* WHAT TO WORK ON
Take each line containing "発振確率" and report it exactly as written.

* EXTRACTED INFORMATION
···

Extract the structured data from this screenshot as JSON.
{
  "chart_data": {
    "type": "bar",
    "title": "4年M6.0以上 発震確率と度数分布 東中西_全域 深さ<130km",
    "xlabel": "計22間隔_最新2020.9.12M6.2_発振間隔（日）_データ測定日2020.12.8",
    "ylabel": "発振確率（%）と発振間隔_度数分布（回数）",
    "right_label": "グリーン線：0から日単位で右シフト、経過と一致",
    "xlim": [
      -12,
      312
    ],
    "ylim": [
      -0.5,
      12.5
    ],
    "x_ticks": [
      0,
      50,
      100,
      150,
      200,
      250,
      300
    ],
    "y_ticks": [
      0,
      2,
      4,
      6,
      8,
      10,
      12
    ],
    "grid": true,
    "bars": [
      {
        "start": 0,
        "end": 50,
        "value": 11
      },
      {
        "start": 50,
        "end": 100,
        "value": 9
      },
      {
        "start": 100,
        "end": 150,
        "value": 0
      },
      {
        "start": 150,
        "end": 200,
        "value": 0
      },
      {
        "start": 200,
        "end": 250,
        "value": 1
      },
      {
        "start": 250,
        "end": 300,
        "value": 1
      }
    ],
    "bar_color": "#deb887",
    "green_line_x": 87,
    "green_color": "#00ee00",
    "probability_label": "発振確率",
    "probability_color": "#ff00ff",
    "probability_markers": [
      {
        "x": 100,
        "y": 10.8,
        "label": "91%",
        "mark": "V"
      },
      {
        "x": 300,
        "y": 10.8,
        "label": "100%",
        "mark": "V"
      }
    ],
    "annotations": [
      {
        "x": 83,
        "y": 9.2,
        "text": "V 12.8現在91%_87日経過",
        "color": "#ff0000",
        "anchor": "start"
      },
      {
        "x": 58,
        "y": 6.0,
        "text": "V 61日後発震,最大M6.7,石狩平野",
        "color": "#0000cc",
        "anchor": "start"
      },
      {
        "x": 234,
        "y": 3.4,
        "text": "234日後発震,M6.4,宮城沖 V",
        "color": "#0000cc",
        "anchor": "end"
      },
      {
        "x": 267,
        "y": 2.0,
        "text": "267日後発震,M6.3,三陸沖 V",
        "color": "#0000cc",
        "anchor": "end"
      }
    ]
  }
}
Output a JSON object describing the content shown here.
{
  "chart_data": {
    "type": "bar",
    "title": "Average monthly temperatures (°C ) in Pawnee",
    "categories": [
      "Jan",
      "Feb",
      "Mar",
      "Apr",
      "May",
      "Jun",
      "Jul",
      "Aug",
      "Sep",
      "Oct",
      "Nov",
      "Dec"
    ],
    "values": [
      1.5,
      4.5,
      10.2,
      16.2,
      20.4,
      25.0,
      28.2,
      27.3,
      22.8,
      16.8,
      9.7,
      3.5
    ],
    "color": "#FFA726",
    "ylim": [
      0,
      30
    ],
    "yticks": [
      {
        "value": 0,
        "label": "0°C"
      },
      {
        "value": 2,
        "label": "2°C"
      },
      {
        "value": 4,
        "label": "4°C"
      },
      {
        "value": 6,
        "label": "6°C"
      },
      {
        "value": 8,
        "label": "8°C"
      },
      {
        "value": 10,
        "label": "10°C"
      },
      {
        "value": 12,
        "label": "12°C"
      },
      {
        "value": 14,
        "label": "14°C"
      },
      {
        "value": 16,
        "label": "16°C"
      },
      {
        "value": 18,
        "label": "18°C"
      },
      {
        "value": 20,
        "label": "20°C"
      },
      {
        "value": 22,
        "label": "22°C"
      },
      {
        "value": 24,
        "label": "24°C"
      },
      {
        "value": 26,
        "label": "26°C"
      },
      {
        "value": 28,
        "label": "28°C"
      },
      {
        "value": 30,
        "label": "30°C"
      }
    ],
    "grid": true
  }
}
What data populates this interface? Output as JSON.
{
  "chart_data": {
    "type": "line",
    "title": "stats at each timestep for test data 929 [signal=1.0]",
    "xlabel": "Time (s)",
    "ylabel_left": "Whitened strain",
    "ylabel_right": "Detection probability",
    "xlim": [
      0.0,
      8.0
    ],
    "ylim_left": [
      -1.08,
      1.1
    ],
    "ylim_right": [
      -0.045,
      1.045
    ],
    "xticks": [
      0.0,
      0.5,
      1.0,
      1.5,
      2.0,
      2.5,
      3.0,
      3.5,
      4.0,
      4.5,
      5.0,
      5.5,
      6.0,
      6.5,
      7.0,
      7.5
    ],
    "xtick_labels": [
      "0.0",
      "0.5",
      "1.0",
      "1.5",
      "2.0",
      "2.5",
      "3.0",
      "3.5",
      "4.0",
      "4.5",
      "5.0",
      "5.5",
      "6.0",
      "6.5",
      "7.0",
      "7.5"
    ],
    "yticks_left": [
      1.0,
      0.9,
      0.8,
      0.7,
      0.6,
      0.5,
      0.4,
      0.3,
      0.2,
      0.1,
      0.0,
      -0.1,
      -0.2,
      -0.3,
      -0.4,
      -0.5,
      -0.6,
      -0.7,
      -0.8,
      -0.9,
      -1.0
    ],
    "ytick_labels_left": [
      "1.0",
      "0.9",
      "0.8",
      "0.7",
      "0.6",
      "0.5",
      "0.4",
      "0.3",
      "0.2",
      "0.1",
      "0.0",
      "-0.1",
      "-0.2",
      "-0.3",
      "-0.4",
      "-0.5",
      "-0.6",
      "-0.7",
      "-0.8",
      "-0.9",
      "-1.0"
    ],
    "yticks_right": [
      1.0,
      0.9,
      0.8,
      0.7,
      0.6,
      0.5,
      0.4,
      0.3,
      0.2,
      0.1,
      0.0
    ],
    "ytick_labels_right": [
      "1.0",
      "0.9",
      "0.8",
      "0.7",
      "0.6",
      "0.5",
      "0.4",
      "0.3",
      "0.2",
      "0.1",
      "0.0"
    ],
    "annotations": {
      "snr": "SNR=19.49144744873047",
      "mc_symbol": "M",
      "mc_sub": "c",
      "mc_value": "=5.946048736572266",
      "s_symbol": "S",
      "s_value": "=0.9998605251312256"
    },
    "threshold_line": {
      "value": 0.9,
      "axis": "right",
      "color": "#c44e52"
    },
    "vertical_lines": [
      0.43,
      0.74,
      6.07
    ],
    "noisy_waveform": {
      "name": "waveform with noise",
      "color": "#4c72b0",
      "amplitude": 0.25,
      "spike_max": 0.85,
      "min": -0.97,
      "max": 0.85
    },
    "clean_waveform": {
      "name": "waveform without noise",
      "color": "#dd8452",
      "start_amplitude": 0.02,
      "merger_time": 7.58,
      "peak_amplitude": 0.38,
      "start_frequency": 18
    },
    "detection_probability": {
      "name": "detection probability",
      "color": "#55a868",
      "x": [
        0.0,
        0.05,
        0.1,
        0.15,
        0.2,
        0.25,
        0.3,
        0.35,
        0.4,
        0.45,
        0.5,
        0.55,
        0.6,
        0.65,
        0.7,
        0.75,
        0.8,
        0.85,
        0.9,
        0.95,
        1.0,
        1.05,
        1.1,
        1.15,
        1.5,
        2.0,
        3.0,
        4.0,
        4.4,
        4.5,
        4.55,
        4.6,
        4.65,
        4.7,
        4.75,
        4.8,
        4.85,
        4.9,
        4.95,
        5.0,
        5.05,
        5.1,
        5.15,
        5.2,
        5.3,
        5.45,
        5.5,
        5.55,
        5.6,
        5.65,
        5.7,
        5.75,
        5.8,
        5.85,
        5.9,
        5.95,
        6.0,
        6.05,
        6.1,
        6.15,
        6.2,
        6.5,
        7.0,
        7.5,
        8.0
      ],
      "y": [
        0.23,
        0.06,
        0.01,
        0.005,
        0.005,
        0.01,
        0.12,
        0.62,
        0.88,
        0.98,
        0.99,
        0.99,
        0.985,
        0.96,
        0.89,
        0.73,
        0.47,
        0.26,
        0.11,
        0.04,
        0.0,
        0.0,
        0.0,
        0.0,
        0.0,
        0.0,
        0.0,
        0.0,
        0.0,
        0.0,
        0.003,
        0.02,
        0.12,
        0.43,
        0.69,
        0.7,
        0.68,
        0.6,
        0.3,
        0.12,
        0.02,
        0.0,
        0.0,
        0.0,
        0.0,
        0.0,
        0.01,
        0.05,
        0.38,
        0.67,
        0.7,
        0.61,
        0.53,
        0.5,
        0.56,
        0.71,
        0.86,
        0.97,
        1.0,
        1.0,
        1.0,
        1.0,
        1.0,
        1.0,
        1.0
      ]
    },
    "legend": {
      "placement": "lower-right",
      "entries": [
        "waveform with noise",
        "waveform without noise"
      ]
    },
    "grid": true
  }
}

···

* CORRECT OUTPUT
    "ylabel": "発振確率（%）と発振間隔_度数分布（回数）",
    "probability_label": "発振確率",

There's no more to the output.